# Text segment:
---*---
Mom, does your child love video games? Mine does. Let me tell you about him.
My 14-year-old son, Christopher, launches into Minecraft gameplay—single player, survival mode. This means he’s all by himself in his virtual world, but he knows he’s never truly alone. “Creatures hide in the shadows,” he tells me. “So stay alert.”
CLICK, CLICK, CLICK. With each tap on his mouse, an amazing landscape comes into focus: Brightly colored flowers and cocoa pods spawn (or spring up) everywhere, and just overhead is a tangled canopy of leaves and vines.
I scoot closer to the computer screen and squint. “Incredible,” I tell him. “Indiana Jones would love this place!”
“It’s called the Jungle M biome,” Christopher says as he pans around and gives me a tour. “And it’s my favorite.”
“How many Minecraft biomes are there?” I ask.
“Something like sixty-three,” he tells me. “Icy regions, deserts, mountains, oceans … everything! This one has the most resources, so I like to build stuff here.”
Biomes…resources…adventure…stuff to build! I quickly clue in that this is no ordinary game. It’s more like training ground for creativity! And everything is made up of cube-shaped blocks.
As Christopher explores his surroundings, he knows he can’t waste a second. Nighttime comes fast in the game. “If I’m going to survive,” he says, “I’ve got to get busy.” So he collects wood and stone. He makes simple tools. He builds himself a shelter. And as the sun begins to set, his adrenaline starts to surge—the part of the game he enjoys most.
“OK, Dad—better get ready,” Christopher warns. “For the next ten minutes it’s going to be dark, which means … they’re coming!”
“Uh oh,” I groan. “Do monsters invade?”
“Armies of them!” he says. “But not just any monster. Look, it’s a creeper—a.k.a. Creepus Explodes. The only thing I can do is … RUN!”
I watch as Christopher outmaneuvers the threat, makes a series of good choices—and ultimately finds safety.
“Impressive moves,” I tell him.
“Creepers are fast and stealthy,” Christopher says. “If you’re not careful, they’ll sneak up on you. And then it’s game over.”
“Hmmm…it’s kind of like life in the real world,” I add. My mind begins to reel with all kinds of connections to life, faith…God. As my son launches into new adventures, we both laugh and talk—and I take the opportunity to help him make some of those eternal connections.
Invade Their World (Without Invading Their Space)
Catching quality time with our children is always a top priority—and what could be better than invading their high-tech worlds? As I followed Christopher into the mysterious landscapes of his favorite game, I began to see firsthand what captivates his imagination. And little by little, we connected in unexpected and highly creative ways.
As we talked, I couldn’t help tying his virtual playground to life in the real world. But I didn’t stop there. The more we bonded during gameplay, the more I connected his world with the one God wants him to experience.
---*---
# Set of tasks:
1) In the Minecraft article, which biome does Christopher say is his favorite?
2) List every kind of region that Christopher names in the Minecraft article when he answers the question about how many biomes there are.

# Supplied entries:
---*---
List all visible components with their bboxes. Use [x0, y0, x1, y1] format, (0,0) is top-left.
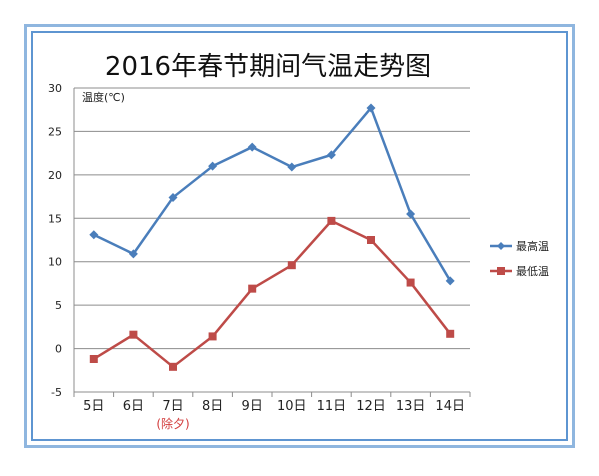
y-tick-label: 25	[48, 125, 62, 138]
data-point-diamond	[128, 249, 138, 259]
x-tick-label: 12日	[356, 399, 386, 414]
data-point-square	[287, 261, 296, 270]
data-point-square	[248, 284, 257, 293]
x-tick-label: 8日	[202, 399, 223, 414]
series-line-2	[93, 219, 452, 369]
chart-title: 2016年春节期间气温走势图	[104, 52, 432, 82]
y-tick-label: 15	[48, 212, 62, 225]
x-tick-label: 11日	[317, 399, 347, 414]
data-point-diamond	[168, 192, 178, 202]
inner-frame	[31, 31, 568, 441]
x-tick-label: 5日	[83, 399, 104, 414]
data-point-diamond	[287, 162, 297, 172]
data-point-square	[208, 332, 217, 341]
legend-marker-diamond	[497, 242, 505, 250]
data-point-square	[327, 216, 336, 225]
data-point-square	[446, 329, 455, 338]
data-point-square	[367, 236, 375, 244]
y-tick-label: 0	[55, 343, 62, 356]
data-point-square	[89, 354, 98, 363]
data-point-square	[406, 278, 415, 287]
x-tick-label: 13日	[396, 399, 426, 414]
x-tick-label: 14日	[435, 399, 465, 414]
data-point-diamond	[247, 142, 257, 152]
x-tick-label: 6日	[123, 399, 144, 414]
data-point-diamond	[208, 161, 218, 171]
data-point-diamond	[406, 209, 416, 219]
data-point-square	[169, 362, 177, 371]
axes	[73, 88, 471, 397]
y-tick-label: 30	[48, 82, 62, 95]
data-point-diamond	[445, 276, 455, 286]
outer-frame	[24, 24, 575, 448]
grid-lines	[74, 87, 470, 393]
legend-label: 最高温	[516, 239, 549, 253]
y-tick-label: 20	[48, 169, 62, 182]
series-lines	[89, 103, 455, 371]
x-annotation-label: (除夕)	[156, 416, 189, 431]
data-point-square	[129, 330, 138, 339]
y-tick-label: -5	[51, 386, 62, 399]
x-tick-label: 9日	[242, 399, 263, 414]
x-tick-label: 10日	[277, 399, 307, 414]
series-line-1	[93, 106, 452, 282]
data-point-diamond	[89, 230, 99, 240]
x-tick-labels: 5日 6日 7日 8日 9日 10日 11日 12日 13日 14日 (除夕)	[83, 399, 465, 431]
data-point-diamond	[366, 103, 376, 113]
y-tick-labels: 30 25 20 15 10 5 0 -5	[48, 82, 62, 399]
data-point-diamond	[326, 150, 336, 160]
y-axis-label: 温度(℃)	[82, 90, 125, 104]
y-tick-label: 5	[55, 299, 62, 312]
legend-marker-square	[497, 267, 505, 275]
x-tick-label: 7日	[162, 399, 183, 414]
legend-label: 最低温	[516, 265, 549, 278]
y-tick-label: 10	[48, 256, 62, 269]
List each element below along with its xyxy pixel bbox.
---*---
# Solutions for each task:
1) The Jungle M biome.

2) Icy regions, deserts, mountains, oceans